## START Material shown

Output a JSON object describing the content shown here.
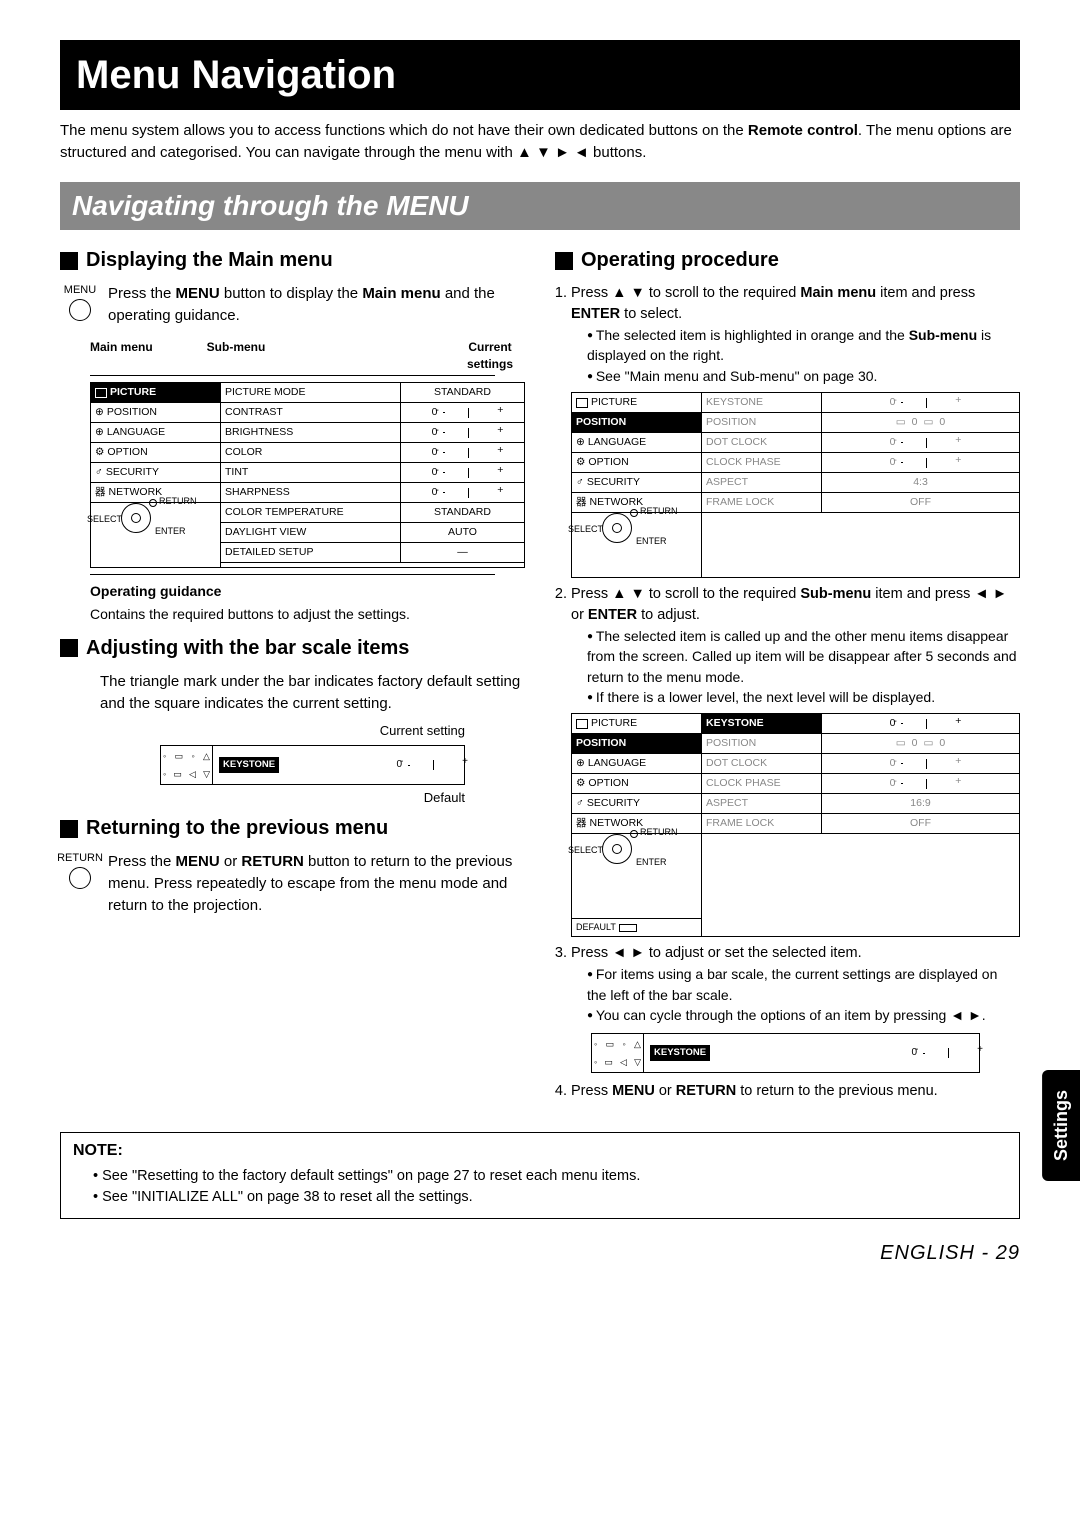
{
  "title": "Menu Navigation",
  "intro_1": "The menu system allows you to access functions which do not have their own dedicated buttons on the ",
  "intro_b1": "Remote control",
  "intro_2": ". The menu options are structured and categorised. You can navigate through the menu with ▲ ▼ ► ◄ buttons.",
  "section": "Navigating through the MENU",
  "left": {
    "h1": "Displaying the Main menu",
    "menu_label": "MENU",
    "h1_text_1": "Press the ",
    "h1_b1": "MENU",
    "h1_text_2": " button to display the ",
    "h1_b2": "Main menu",
    "h1_text_3": " and the operating guidance.",
    "lbl_main": "Main menu",
    "lbl_sub": "Sub-menu",
    "lbl_cur": "Current settings",
    "main_items": [
      "PICTURE",
      "POSITION",
      "LANGUAGE",
      "OPTION",
      "SECURITY",
      "NETWORK"
    ],
    "sub_items": [
      {
        "n": "PICTURE MODE",
        "v": "STANDARD",
        "bar": false
      },
      {
        "n": "CONTRAST",
        "v": "0",
        "bar": true
      },
      {
        "n": "BRIGHTNESS",
        "v": "0",
        "bar": true
      },
      {
        "n": "COLOR",
        "v": "0",
        "bar": true
      },
      {
        "n": "TINT",
        "v": "0",
        "bar": true
      },
      {
        "n": "SHARPNESS",
        "v": "0",
        "bar": true
      },
      {
        "n": "COLOR TEMPERATURE",
        "v": "STANDARD",
        "bar": false
      },
      {
        "n": "DAYLIGHT VIEW",
        "v": "AUTO",
        "bar": false
      },
      {
        "n": "DETAILED SETUP",
        "v": "—",
        "bar": false
      }
    ],
    "nav_return": "RETURN",
    "nav_select": "SELECT",
    "nav_enter": "ENTER",
    "opguide_h": "Operating guidance",
    "opguide_t": "Contains the required buttons to adjust the settings.",
    "h2": "Adjusting with the bar scale items",
    "h2_text": "The triangle mark under the bar indicates factory default setting and the square indicates the current setting.",
    "curset": "Current setting",
    "keystone": "KEYSTONE",
    "kval": "0",
    "default": "Default",
    "h3": "Returning to the previous menu",
    "return_label": "RETURN",
    "h3_text_1": "Press the ",
    "h3_b1": "MENU",
    "h3_text_2": " or ",
    "h3_b2": "RETURN",
    "h3_text_3": " button to return to the previous menu. Press repeatedly to escape from the menu mode and return to the projection."
  },
  "right": {
    "h1": "Operating procedure",
    "step1_a": "Press ▲ ▼ to scroll to the required ",
    "step1_b": "Main menu",
    "step1_c": " item and press ",
    "step1_d": "ENTER",
    "step1_e": " to select.",
    "step1_n1": "The selected item is highlighted in orange and the ",
    "step1_n1b": "Sub-menu",
    "step1_n1c": " is displayed on the right.",
    "step1_n2": "See \"Main menu and Sub-menu\" on page 30.",
    "menu1_main": [
      "PICTURE",
      "POSITION",
      "LANGUAGE",
      "OPTION",
      "SECURITY",
      "NETWORK"
    ],
    "menu1_sub": [
      {
        "n": "KEYSTONE",
        "v": "0",
        "bar": true
      },
      {
        "n": "POSITION",
        "v": "0",
        "bar": true,
        "dual": true
      },
      {
        "n": "DOT CLOCK",
        "v": "0",
        "bar": true
      },
      {
        "n": "CLOCK PHASE",
        "v": "0",
        "bar": true
      },
      {
        "n": "ASPECT",
        "v": "4:3",
        "bar": false
      },
      {
        "n": "FRAME LOCK",
        "v": "OFF",
        "bar": false
      }
    ],
    "step2_a": "Press ▲ ▼ to scroll to the required ",
    "step2_b": "Sub-menu",
    "step2_c": " item and press ◄ ► or ",
    "step2_d": "ENTER",
    "step2_e": " to adjust.",
    "step2_n1": "The selected item is called up and the other menu items disappear from the screen. Called up item will be disappear after 5 seconds and return to the menu mode.",
    "step2_n2": "If there is a lower level, the next level will be displayed.",
    "menu2_sub": [
      {
        "n": "KEYSTONE",
        "v": "0",
        "bar": true,
        "sel": true
      },
      {
        "n": "POSITION",
        "v": "0",
        "bar": true,
        "dual": true
      },
      {
        "n": "DOT CLOCK",
        "v": "0",
        "bar": true
      },
      {
        "n": "CLOCK PHASE",
        "v": "0",
        "bar": true
      },
      {
        "n": "ASPECT",
        "v": "16:9",
        "bar": false
      },
      {
        "n": "FRAME LOCK",
        "v": "OFF",
        "bar": false
      }
    ],
    "default_label": "DEFAULT",
    "step3_a": "Press ◄ ► to adjust or set the selected item.",
    "step3_n1": "For items using a bar scale, the current settings are displayed on the left of the bar scale.",
    "step3_n2": "You can cycle through the options of an item by pressing ◄ ►.",
    "step4": "Press ",
    "step4_b1": "MENU",
    "step4_m": " or ",
    "step4_b2": "RETURN",
    "step4_e": " to return to the previous menu."
  },
  "note_h": "NOTE:",
  "note1": "See \"Resetting to the factory default settings\" on page 27 to reset each menu items.",
  "note2": "See \"INITIALIZE ALL\" on page 38 to reset all the settings.",
  "side": "Settings",
  "footer_lang": "ENGLISH",
  "footer_page": "- 29"
}
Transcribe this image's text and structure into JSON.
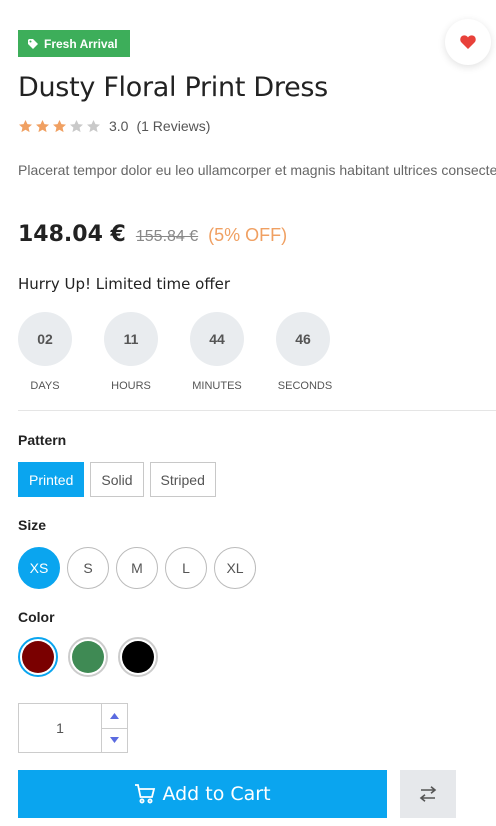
{
  "badge": {
    "label": "Fresh Arrival",
    "color": "#3dae5a"
  },
  "wishlist": {
    "icon": "heart-icon",
    "color": "#e8413a"
  },
  "product": {
    "title": "Dusty Floral Print Dress",
    "rating": {
      "value": "3.0",
      "stars_filled": 3,
      "stars_total": 5,
      "reviews": "(1 Reviews)"
    },
    "description": "Placerat tempor dolor eu leo ullamcorper et magnis habitant ultrices consectetur fermentum adipiscing a et bibendum sed platea malesuada eget.",
    "price": {
      "current": "148.04 €",
      "old": "155.84 €",
      "discount": "(5% OFF)"
    }
  },
  "offer": {
    "heading": "Hurry Up! Limited time offer",
    "countdown": [
      {
        "value": "02",
        "label": "DAYS"
      },
      {
        "value": "11",
        "label": "HOURS"
      },
      {
        "value": "44",
        "label": "MINUTES"
      },
      {
        "value": "46",
        "label": "SECONDS"
      }
    ]
  },
  "pattern": {
    "label": "Pattern",
    "options": [
      "Printed",
      "Solid",
      "Striped"
    ],
    "selected": 0
  },
  "size": {
    "label": "Size",
    "options": [
      "XS",
      "S",
      "M",
      "L",
      "XL"
    ],
    "selected": 0
  },
  "color": {
    "label": "Color",
    "swatches": [
      "#7a0000",
      "#3f8a54",
      "#000000"
    ],
    "selected": 0
  },
  "quantity": {
    "value": "1"
  },
  "actions": {
    "add_to_cart": "Add to Cart",
    "accent": "#0aa5ef"
  }
}
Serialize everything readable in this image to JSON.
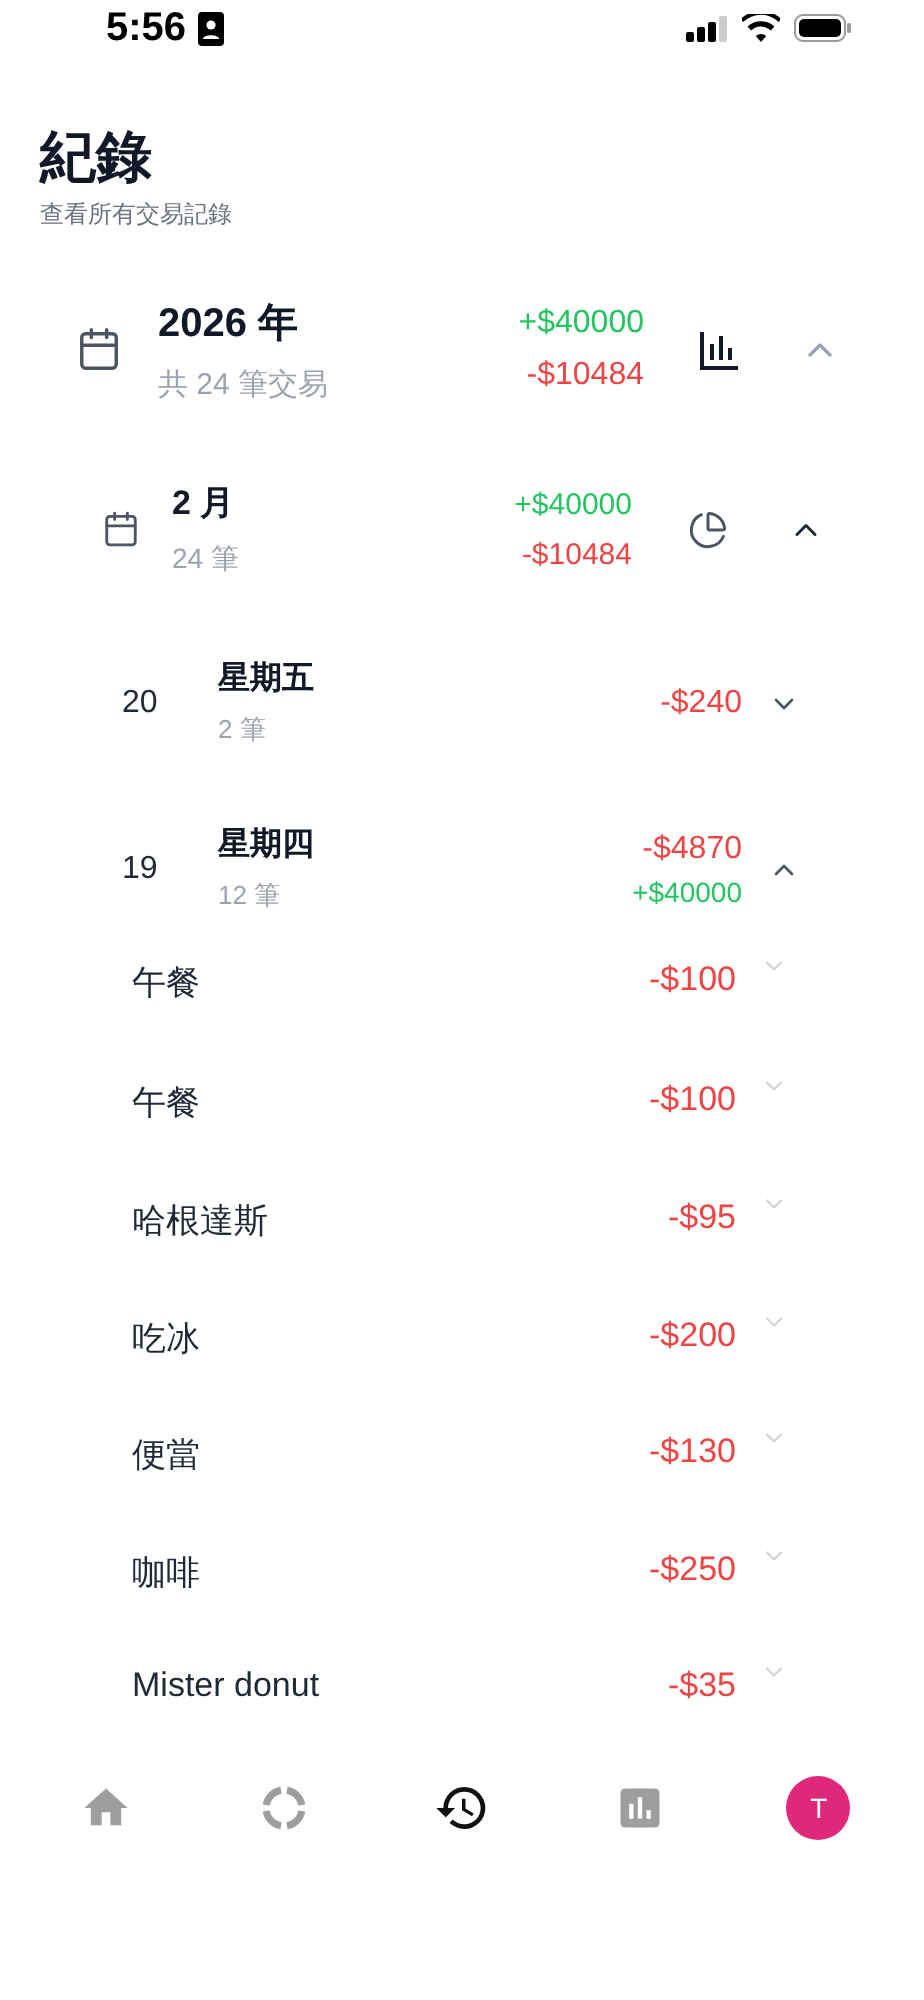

## END Material shown

- [What is asked] Without the pictures, print the records in full, exactly as they appear.

- [Written reply]
Output a JSON object describing the content shown here.
{
  "title": "Menu Navigation",
  "intro_1": "The menu system allows you to access functions which do not have their own dedicated buttons on the ",
  "intro_b1": "Remote control",
  "intro_2": ". The menu options are structured and categorised. You can navigate through the menu with ▲ ▼ ► ◄ buttons.",
  "section": "Navigating through the MENU",
  "left": {
    "h1": "Displaying the Main menu",
    "menu_label": "MENU",
    "h1_text_1": "Press the ",
    "h1_b1": "MENU",
    "h1_text_2": " button to display the ",
    "h1_b2": "Main menu",
    "h1_text_3": " and the operating guidance.",
    "lbl_main": "Main menu",
    "lbl_sub": "Sub-menu",
    "lbl_cur": "Current settings",
    "main_items": [
      "PICTURE",
      "POSITION",
      "LANGUAGE",
      "OPTION",
      "SECURITY",
      "NETWORK"
    ],
    "sub_items": [
      {
        "n": "PICTURE MODE",
        "v": "STANDARD",
        "bar": false
      },
      {
        "n": "CONTRAST",
        "v": "0",
        "bar": true
      },
      {
        "n": "BRIGHTNESS",
        "v": "0",
        "bar": true
      },
      {
        "n": "COLOR",
        "v": "0",
        "bar": true
      },
      {
        "n": "TINT",
        "v": "0",
        "bar": true
      },
      {
        "n": "SHARPNESS",
        "v": "0",
        "bar": true
      },
      {
        "n": "COLOR TEMPERATURE",
        "v": "STANDARD",
        "bar": false
      },
      {
        "n": "DAYLIGHT VIEW",
        "v": "AUTO",
        "bar": false
      },
      {
        "n": "DETAILED SETUP",
        "v": "—",
        "bar": false
      }
    ],
    "nav_return": "RETURN",
    "nav_select": "SELECT",
    "nav_enter": "ENTER",
    "opguide_h": "Operating guidance",
    "opguide_t": "Contains the required buttons to adjust the settings.",
    "h2": "Adjusting with the bar scale items",
    "h2_text": "The triangle mark under the bar indicates factory default setting and the square indicates the current setting.",
    "curset": "Current setting",
    "keystone": "KEYSTONE",
    "kval": "0",
    "default": "Default",
    "h3": "Returning to the previous menu",
    "return_label": "RETURN",
    "h3_text_1": "Press the ",
    "h3_b1": "MENU",
    "h3_text_2": " or ",
    "h3_b2": "RETURN",
    "h3_text_3": " button to return to the previous menu. Press repeatedly to escape from the menu mode and return to the projection."
  },
  "right": {
    "h1": "Operating procedure",
    "step1_a": "Press ▲ ▼ to scroll to the required ",
    "step1_b": "Main menu",
    "step1_c": " item and press ",
    "step1_d": "ENTER",
    "step1_e": " to select.",
    "step1_n1": "The selected item is highlighted in orange and the ",
    "step1_n1b": "Sub-menu",
    "step1_n1c": " is displayed on the right.",
    "step1_n2": "See \"Main menu and Sub-menu\" on page 30.",
    "menu1_main": [
      "PICTURE",
      "POSITION",
      "LANGUAGE",
      "OPTION",
      "SECURITY",
      "NETWORK"
    ],
    "menu1_sub": [
      {
        "n": "KEYSTONE",
        "v": "0",
        "bar": true
      },
      {
        "n": "POSITION",
        "v": "0",
        "bar": true,
        "dual": true
      },
      {
        "n": "DOT CLOCK",
        "v": "0",
        "bar": true
      },
      {
        "n": "CLOCK PHASE",
        "v": "0",
        "bar": true
      },
      {
        "n": "ASPECT",
        "v": "4:3",
        "bar": false
      },
      {
        "n": "FRAME LOCK",
        "v": "OFF",
        "bar": false
      }
    ],
    "step2_a": "Press ▲ ▼ to scroll to the required ",
    "step2_b": "Sub-menu",
    "step2_c": " item and press ◄ ► or ",
    "step2_d": "ENTER",
    "step2_e": " to adjust.",
    "step2_n1": "The selected item is called up and the other menu items disappear from the screen. Called up item will be disappear after 5 seconds and return to the menu mode.",
    "step2_n2": "If there is a lower level, the next level will be displayed.",
    "menu2_sub": [
      {
        "n": "KEYSTONE",
        "v": "0",
        "bar": true,
        "sel": true
      },
      {
        "n": "POSITION",
        "v": "0",
        "bar": true,
        "dual": true
      },
      {
        "n": "DOT CLOCK",
        "v": "0",
        "bar": true
      },
      {
        "n": "CLOCK PHASE",
        "v": "0",
        "bar": true
      },
      {
        "n": "ASPECT",
        "v": "16:9",
        "bar": false
      },
      {
        "n": "FRAME LOCK",
        "v": "OFF",
        "bar": false
      }
    ],
    "default_label": "DEFAULT",
    "step3_a": "Press ◄ ► to adjust or set the selected item.",
    "step3_n1": "For items using a bar scale, the current settings are displayed on the left of the bar scale.",
    "step3_n2": "You can cycle through the options of an item by pressing ◄ ►.",
    "step4": "Press ",
    "step4_b1": "MENU",
    "step4_m": " or ",
    "step4_b2": "RETURN",
    "step4_e": " to return to the previous menu."
  },
  "note_h": "NOTE:",
  "note1": "See \"Resetting to the factory default settings\" on page 27 to reset each menu items.",
  "note2": "See \"INITIALIZE ALL\" on page 38 to reset all the settings.",
  "side": "Settings",
  "footer_lang": "ENGLISH",
  "footer_page": "- 29"
}
Transcribe this image's text and structure into JSON.
{
  "badge": {
    "label": "Fresh Arrival",
    "color": "#3dae5a"
  },
  "wishlist": {
    "icon": "heart-icon",
    "color": "#e8413a"
  },
  "product": {
    "title": "Dusty Floral Print Dress",
    "rating": {
      "value": "3.0",
      "stars_filled": 3,
      "stars_total": 5,
      "reviews": "(1 Reviews)"
    },
    "description": "Placerat tempor dolor eu leo ullamcorper et magnis habitant ultrices consectetur fermentum adipiscing a et bibendum sed platea malesuada eget.",
    "price": {
      "current": "148.04 €",
      "old": "155.84 €",
      "discount": "(5% OFF)"
    }
  },
  "offer": {
    "heading": "Hurry Up! Limited time offer",
    "countdown": [
      {
        "value": "02",
        "label": "DAYS"
      },
      {
        "value": "11",
        "label": "HOURS"
      },
      {
        "value": "44",
        "label": "MINUTES"
      },
      {
        "value": "46",
        "label": "SECONDS"
      }
    ]
  },
  "pattern": {
    "label": "Pattern",
    "options": [
      "Printed",
      "Solid",
      "Striped"
    ],
    "selected": 0
  },
  "size": {
    "label": "Size",
    "options": [
      "XS",
      "S",
      "M",
      "L",
      "XL"
    ],
    "selected": 0
  },
  "color": {
    "label": "Color",
    "swatches": [
      "#7a0000",
      "#3f8a54",
      "#000000"
    ],
    "selected": 0
  },
  "quantity": {
    "value": "1"
  },
  "actions": {
    "add_to_cart": "Add to Cart",
    "accent": "#0aa5ef"
  }
}
Serialize everything readable in this image to JSON.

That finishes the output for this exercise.